**Set problem**
Could you write out every entry exactly as it stands?

**Recorded information**
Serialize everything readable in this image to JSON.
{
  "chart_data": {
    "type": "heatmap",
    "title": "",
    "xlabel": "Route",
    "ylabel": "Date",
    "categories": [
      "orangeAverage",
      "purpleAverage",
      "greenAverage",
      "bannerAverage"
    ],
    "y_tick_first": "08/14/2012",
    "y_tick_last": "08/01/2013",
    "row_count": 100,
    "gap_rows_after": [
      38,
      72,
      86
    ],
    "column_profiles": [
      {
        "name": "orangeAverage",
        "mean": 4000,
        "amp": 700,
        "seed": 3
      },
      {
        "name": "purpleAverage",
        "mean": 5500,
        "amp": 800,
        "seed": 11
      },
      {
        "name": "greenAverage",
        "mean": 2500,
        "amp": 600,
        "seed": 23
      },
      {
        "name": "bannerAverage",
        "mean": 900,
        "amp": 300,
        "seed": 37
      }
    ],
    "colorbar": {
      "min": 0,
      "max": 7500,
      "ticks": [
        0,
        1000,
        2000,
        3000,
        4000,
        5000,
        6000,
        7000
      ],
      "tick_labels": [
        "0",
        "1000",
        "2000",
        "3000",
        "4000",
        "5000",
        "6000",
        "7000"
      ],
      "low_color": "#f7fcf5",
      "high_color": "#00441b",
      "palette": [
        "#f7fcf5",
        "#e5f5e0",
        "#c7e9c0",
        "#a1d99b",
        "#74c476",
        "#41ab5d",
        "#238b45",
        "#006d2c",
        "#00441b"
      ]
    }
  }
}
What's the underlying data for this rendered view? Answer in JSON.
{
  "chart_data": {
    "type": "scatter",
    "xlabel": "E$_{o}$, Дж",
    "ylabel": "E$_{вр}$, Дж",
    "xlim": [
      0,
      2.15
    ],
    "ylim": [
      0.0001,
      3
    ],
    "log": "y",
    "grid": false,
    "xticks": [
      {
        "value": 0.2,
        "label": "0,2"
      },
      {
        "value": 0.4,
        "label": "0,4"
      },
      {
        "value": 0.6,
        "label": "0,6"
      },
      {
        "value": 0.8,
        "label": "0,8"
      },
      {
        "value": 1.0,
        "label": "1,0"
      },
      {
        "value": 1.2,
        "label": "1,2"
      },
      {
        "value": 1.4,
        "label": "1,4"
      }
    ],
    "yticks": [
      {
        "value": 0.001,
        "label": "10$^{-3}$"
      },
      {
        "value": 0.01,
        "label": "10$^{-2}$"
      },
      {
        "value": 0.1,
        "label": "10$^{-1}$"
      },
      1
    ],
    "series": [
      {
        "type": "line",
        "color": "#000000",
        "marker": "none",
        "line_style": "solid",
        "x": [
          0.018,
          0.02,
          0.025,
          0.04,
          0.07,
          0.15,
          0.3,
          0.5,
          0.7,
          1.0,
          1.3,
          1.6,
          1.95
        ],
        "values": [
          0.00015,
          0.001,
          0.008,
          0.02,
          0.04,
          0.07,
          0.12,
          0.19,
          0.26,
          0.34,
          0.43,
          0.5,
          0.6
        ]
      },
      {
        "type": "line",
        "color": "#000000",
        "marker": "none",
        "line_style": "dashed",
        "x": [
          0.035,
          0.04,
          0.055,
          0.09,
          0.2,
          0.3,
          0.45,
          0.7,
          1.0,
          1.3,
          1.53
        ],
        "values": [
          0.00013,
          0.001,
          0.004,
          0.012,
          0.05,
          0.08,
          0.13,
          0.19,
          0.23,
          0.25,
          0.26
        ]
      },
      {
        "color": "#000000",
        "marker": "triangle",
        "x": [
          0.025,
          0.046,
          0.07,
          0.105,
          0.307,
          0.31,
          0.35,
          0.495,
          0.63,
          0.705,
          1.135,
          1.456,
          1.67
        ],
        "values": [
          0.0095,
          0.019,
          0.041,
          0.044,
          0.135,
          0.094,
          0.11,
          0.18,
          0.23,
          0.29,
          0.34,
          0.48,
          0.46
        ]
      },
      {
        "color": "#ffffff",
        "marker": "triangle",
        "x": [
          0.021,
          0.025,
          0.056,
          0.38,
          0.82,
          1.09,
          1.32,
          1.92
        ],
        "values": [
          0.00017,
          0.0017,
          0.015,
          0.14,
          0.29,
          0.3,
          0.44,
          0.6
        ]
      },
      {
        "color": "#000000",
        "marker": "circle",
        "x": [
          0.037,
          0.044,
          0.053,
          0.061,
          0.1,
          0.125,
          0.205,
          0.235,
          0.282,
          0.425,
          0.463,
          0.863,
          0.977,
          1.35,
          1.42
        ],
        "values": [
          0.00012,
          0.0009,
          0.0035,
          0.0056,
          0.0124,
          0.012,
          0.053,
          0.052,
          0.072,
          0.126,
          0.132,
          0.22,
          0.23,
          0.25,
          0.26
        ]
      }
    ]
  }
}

**Response to this exercise**
Serialize everything readable in this image to JSON.
{
  "chart_data": {
    "type": "heatmap",
    "title": "",
    "xlabel": "Route",
    "ylabel": "Date",
    "categories": [
      "orangeAverage",
      "purpleAverage",
      "greenAverage",
      "bannerAverage"
    ],
    "y_tick_first": "08/14/2012",
    "y_tick_last": "08/01/2013",
    "row_count": 100,
    "gap_rows_after": [
      38,
      72,
      86
    ],
    "column_profiles": [
      {
        "name": "orangeAverage",
        "mean": 4000,
        "amp": 700,
        "seed": 3
      },
      {
        "name": "purpleAverage",
        "mean": 5500,
        "amp": 800,
        "seed": 11
      },
      {
        "name": "greenAverage",
        "mean": 2500,
        "amp": 600,
        "seed": 23
      },
      {
        "name": "bannerAverage",
        "mean": 900,
        "amp": 300,
        "seed": 37
      }
    ],
    "colorbar": {
      "min": 0,
      "max": 7500,
      "ticks": [
        0,
        1000,
        2000,
        3000,
        4000,
        5000,
        6000,
        7000
      ],
      "tick_labels": [
        "0",
        "1000",
        "2000",
        "3000",
        "4000",
        "5000",
        "6000",
        "7000"
      ],
      "low_color": "#f7fcf5",
      "high_color": "#00441b",
      "palette": [
        "#f7fcf5",
        "#e5f5e0",
        "#c7e9c0",
        "#a1d99b",
        "#74c476",
        "#41ab5d",
        "#238b45",
        "#006d2c",
        "#00441b"
      ]
    }
  }
}
What's the underlying data for this rendered view? Answer in JSON.
{
  "chart_data": {
    "type": "scatter",
    "xlabel": "E$_{o}$, Дж",
    "ylabel": "E$_{вр}$, Дж",
    "xlim": [
      0,
      2.15
    ],
    "ylim": [
      0.0001,
      3
    ],
    "log": "y",
    "grid": false,
    "xticks": [
      {
        "value": 0.2,
        "label": "0,2"
      },
      {
        "value": 0.4,
        "label": "0,4"
      },
      {
        "value": 0.6,
        "label": "0,6"
      },
      {
        "value": 0.8,
        "label": "0,8"
      },
      {
        "value": 1.0,
        "label": "1,0"
      },
      {
        "value": 1.2,
        "label": "1,2"
      },
      {
        "value": 1.4,
        "label": "1,4"
      }
    ],
    "yticks": [
      {
        "value": 0.001,
        "label": "10$^{-3}$"
      },
      {
        "value": 0.01,
        "label": "10$^{-2}$"
      },
      {
        "value": 0.1,
        "label": "10$^{-1}$"
      },
      1
    ],
    "series": [
      {
        "type": "line",
        "color": "#000000",
        "marker": "none",
        "line_style": "solid",
        "x": [
          0.018,
          0.02,
          0.025,
          0.04,
          0.07,
          0.15,
          0.3,
          0.5,
          0.7,
          1.0,
          1.3,
          1.6,
          1.95
        ],
        "values": [
          0.00015,
          0.001,
          0.008,
          0.02,
          0.04,
          0.07,
          0.12,
          0.19,
          0.26,
          0.34,
          0.43,
          0.5,
          0.6
        ]
      },
      {
        "type": "line",
        "color": "#000000",
        "marker": "none",
        "line_style": "dashed",
        "x": [
          0.035,
          0.04,
          0.055,
          0.09,
          0.2,
          0.3,
          0.45,
          0.7,
          1.0,
          1.3,
          1.53
        ],
        "values": [
          0.00013,
          0.001,
          0.004,
          0.012,
          0.05,
          0.08,
          0.13,
          0.19,
          0.23,
          0.25,
          0.26
        ]
      },
      {
        "color": "#000000",
        "marker": "triangle",
        "x": [
          0.025,
          0.046,
          0.07,
          0.105,
          0.307,
          0.31,
          0.35,
          0.495,
          0.63,
          0.705,
          1.135,
          1.456,
          1.67
        ],
        "values": [
          0.0095,
          0.019,
          0.041,
          0.044,
          0.135,
          0.094,
          0.11,
          0.18,
          0.23,
          0.29,
          0.34,
          0.48,
          0.46
        ]
      },
      {
        "color": "#ffffff",
        "marker": "triangle",
        "x": [
          0.021,
          0.025,
          0.056,
          0.38,
          0.82,
          1.09,
          1.32,
          1.92
        ],
        "values": [
          0.00017,
          0.0017,
          0.015,
          0.14,
          0.29,
          0.3,
          0.44,
          0.6
        ]
      },
      {
        "color": "#000000",
        "marker": "circle",
        "x": [
          0.037,
          0.044,
          0.053,
          0.061,
          0.1,
          0.125,
          0.205,
          0.235,
          0.282,
          0.425,
          0.463,
          0.863,
          0.977,
          1.35,
          1.42
        ],
        "values": [
          0.00012,
          0.0009,
          0.0035,
          0.0056,
          0.0124,
          0.012,
          0.053,
          0.052,
          0.072,
          0.126,
          0.132,
          0.22,
          0.23,
          0.25,
          0.26
        ]
      }
    ]
  }
}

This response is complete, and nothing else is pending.